* _GIVEN EXERCISE_
Return the material below word for word, starting with the line that contains "Where are 28" and going on through the line that contains "x-tick-label: Ι [174,722,183,749]". Leave the pictures out of your answer.

++++ RECORDS SHOWN

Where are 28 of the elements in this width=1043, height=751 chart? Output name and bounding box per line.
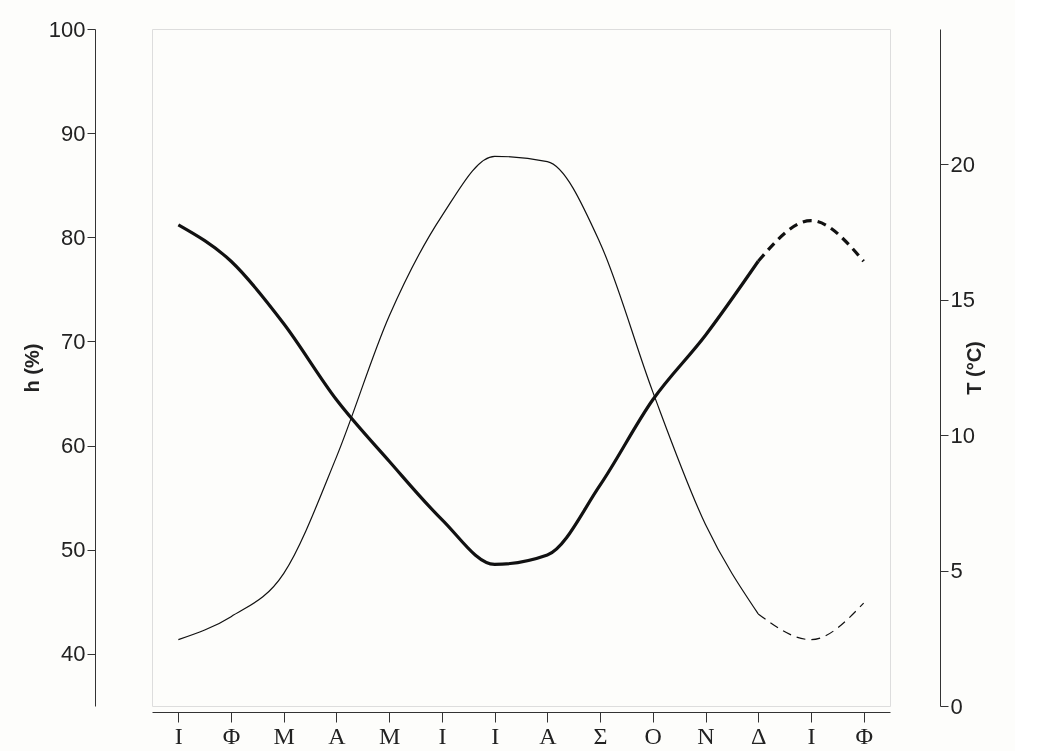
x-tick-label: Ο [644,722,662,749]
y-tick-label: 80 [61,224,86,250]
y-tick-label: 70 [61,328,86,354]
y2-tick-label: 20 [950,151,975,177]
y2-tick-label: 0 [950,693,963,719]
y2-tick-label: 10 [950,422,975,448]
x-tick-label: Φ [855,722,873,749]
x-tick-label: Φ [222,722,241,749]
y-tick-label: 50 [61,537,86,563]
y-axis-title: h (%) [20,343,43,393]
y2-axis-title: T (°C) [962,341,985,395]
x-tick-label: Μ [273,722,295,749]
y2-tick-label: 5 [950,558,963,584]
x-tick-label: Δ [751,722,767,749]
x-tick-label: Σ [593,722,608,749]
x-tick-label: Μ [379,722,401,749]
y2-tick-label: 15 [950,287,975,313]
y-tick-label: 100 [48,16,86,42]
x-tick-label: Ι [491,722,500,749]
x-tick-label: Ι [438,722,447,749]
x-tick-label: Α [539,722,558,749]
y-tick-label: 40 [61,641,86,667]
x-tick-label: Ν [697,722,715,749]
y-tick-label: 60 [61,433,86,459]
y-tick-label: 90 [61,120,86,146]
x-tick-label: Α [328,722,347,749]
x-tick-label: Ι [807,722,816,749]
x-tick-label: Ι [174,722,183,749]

++++++++
++++ RECORDS SHOWN

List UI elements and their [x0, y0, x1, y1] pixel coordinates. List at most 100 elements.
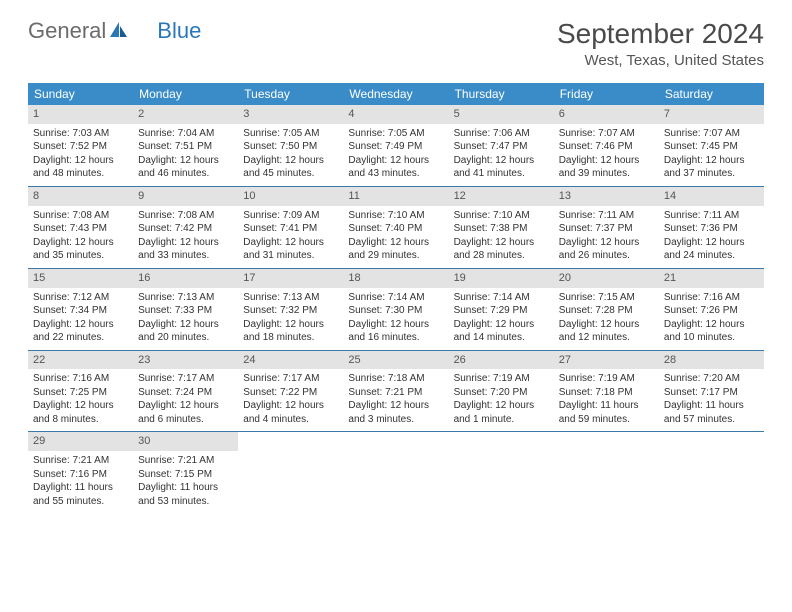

++++++++

* _REPLY TO THE EXERCISE_
Where are 28 of the elements in this width=1043, height=751 chart? Output name and bounding box per line.
x-tick-label: Ο [644,722,662,749]
y-tick-label: 80 [61,224,86,250]
y-tick-label: 70 [61,328,86,354]
y2-tick-label: 20 [950,151,975,177]
y2-tick-label: 0 [950,693,963,719]
y2-tick-label: 10 [950,422,975,448]
x-tick-label: Φ [855,722,873,749]
x-tick-label: Φ [222,722,241,749]
y-tick-label: 50 [61,537,86,563]
y-axis-title: h (%) [20,343,43,393]
y2-axis-title: T (°C) [962,341,985,395]
x-tick-label: Μ [273,722,295,749]
y2-tick-label: 5 [950,558,963,584]
x-tick-label: Δ [751,722,767,749]
x-tick-label: Σ [593,722,608,749]
x-tick-label: Μ [379,722,401,749]
y2-tick-label: 15 [950,287,975,313]
y-tick-label: 100 [48,16,86,42]
x-tick-label: Ι [491,722,500,749]
x-tick-label: Ι [438,722,447,749]
x-tick-label: Α [539,722,558,749]
y-tick-label: 40 [61,641,86,667]
x-tick-label: Ν [697,722,715,749]
y-tick-label: 60 [61,433,86,459]
y-tick-label: 90 [61,120,86,146]
x-tick-label: Α [328,722,347,749]
x-tick-label: Ι [807,722,816,749]
x-tick-label: Ι [174,722,183,749]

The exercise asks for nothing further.